#### Set problem:
In the material below, the lines containing the word "name" are required; copy each of them.

#### Records supplied:
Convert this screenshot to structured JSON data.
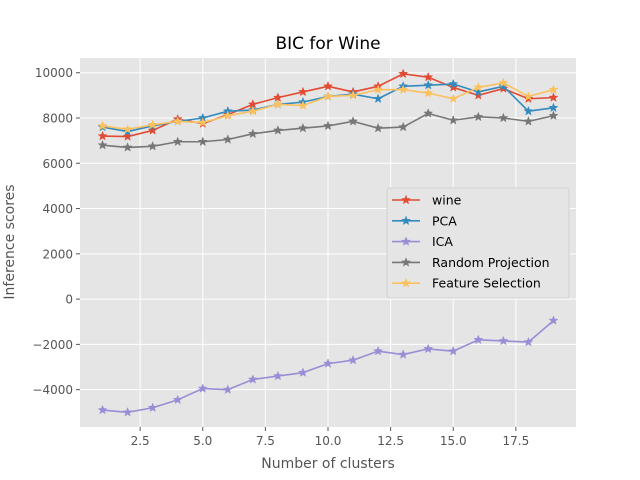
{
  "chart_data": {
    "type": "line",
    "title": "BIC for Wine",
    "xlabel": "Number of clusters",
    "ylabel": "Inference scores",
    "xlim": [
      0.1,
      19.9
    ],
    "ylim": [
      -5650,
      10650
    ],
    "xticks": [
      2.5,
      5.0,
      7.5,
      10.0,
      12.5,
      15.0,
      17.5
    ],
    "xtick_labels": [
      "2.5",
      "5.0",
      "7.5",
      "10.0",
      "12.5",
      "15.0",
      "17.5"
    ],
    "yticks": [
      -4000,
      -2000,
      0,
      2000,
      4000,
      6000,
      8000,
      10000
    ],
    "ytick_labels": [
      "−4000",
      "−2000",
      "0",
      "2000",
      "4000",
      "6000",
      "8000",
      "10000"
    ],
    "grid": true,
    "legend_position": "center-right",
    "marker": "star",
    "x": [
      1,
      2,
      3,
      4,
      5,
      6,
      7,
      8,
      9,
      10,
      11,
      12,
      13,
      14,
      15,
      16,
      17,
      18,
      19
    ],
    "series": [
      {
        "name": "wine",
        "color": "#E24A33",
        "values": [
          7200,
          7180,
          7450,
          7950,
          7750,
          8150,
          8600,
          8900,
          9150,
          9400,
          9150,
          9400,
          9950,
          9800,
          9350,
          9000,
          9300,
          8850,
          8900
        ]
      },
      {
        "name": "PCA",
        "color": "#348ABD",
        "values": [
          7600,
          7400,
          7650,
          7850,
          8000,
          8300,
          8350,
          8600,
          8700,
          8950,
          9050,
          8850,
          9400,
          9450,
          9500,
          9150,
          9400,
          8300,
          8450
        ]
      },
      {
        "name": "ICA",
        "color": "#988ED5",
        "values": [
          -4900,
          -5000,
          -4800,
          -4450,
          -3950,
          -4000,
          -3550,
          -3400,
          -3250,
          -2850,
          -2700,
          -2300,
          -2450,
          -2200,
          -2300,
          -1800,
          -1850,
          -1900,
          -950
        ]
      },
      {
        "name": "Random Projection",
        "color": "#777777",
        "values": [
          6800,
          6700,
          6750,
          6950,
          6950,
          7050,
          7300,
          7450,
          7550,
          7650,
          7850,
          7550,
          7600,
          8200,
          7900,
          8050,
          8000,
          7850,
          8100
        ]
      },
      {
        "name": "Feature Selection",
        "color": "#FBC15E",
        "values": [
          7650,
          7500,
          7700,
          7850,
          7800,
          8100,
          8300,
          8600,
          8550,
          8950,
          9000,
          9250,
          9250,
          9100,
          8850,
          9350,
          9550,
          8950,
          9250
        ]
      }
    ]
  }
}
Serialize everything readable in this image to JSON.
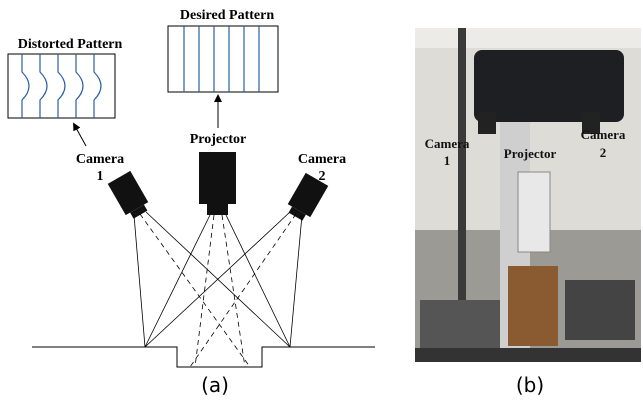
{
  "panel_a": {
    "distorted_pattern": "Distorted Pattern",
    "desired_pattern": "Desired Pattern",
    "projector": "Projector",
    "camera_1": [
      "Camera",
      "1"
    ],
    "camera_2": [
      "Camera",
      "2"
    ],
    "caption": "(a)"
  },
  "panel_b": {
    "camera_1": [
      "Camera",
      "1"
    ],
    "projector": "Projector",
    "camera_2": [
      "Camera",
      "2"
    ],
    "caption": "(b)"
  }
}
---
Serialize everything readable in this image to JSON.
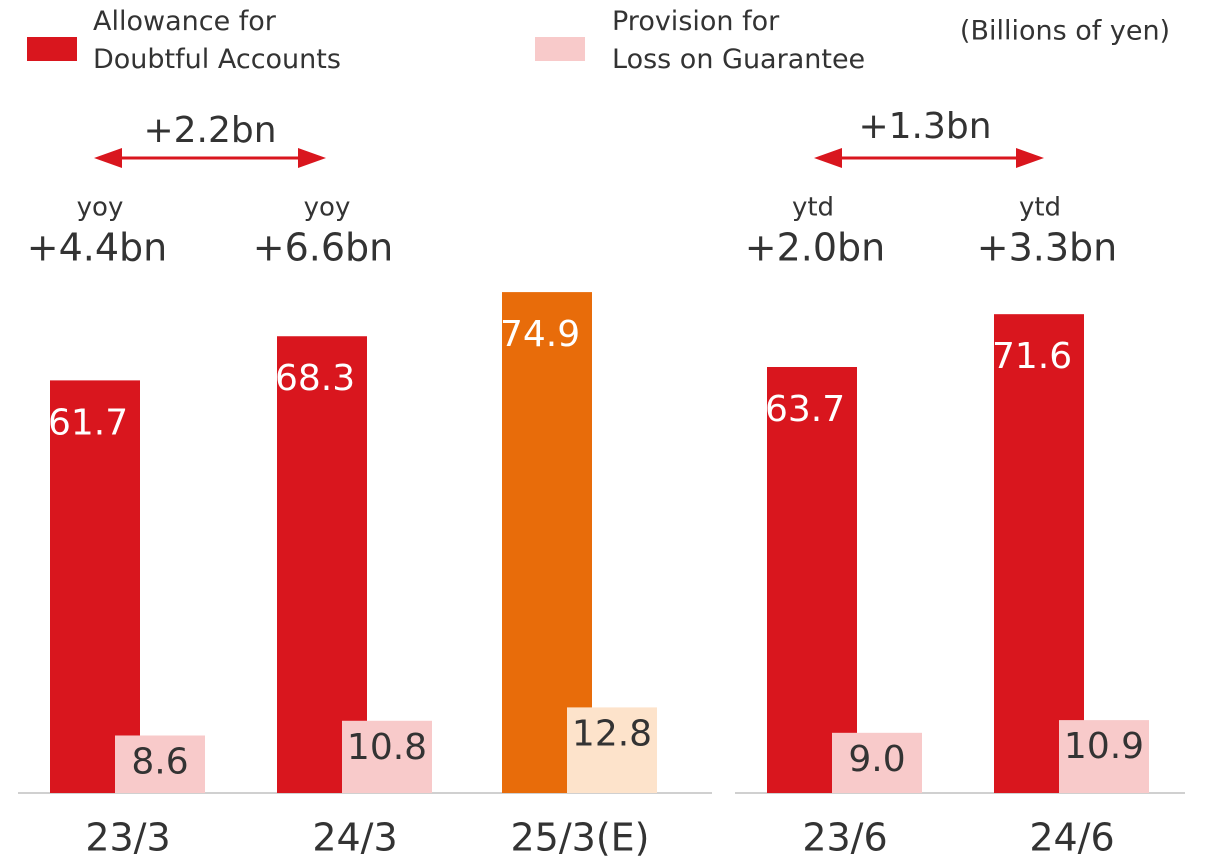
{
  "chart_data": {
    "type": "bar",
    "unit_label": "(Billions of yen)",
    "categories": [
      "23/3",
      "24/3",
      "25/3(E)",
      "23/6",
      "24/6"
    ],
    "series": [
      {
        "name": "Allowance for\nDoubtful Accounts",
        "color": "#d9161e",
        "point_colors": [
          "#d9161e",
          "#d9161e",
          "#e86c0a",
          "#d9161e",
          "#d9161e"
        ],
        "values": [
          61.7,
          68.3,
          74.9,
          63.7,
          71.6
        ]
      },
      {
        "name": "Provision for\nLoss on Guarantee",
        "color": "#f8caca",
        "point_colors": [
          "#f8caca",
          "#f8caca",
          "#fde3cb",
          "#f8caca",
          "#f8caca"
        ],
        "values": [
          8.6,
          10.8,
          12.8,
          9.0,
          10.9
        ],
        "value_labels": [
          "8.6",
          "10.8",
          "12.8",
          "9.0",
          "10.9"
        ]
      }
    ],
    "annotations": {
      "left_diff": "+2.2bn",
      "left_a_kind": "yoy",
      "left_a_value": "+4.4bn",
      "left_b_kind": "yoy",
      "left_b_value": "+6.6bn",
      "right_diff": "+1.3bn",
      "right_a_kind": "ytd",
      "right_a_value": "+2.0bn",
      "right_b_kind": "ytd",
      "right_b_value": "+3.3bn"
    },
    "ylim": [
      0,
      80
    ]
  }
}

#### Output of the task:
        "name": "wine",
        "name": "PCA",
        "name": "ICA",
        "name": "Random Projection",
        "name": "Feature Selection",
        "name": "Allowance for\nDoubtful Accounts",
        "name": "Provision for\nLoss on Guarantee",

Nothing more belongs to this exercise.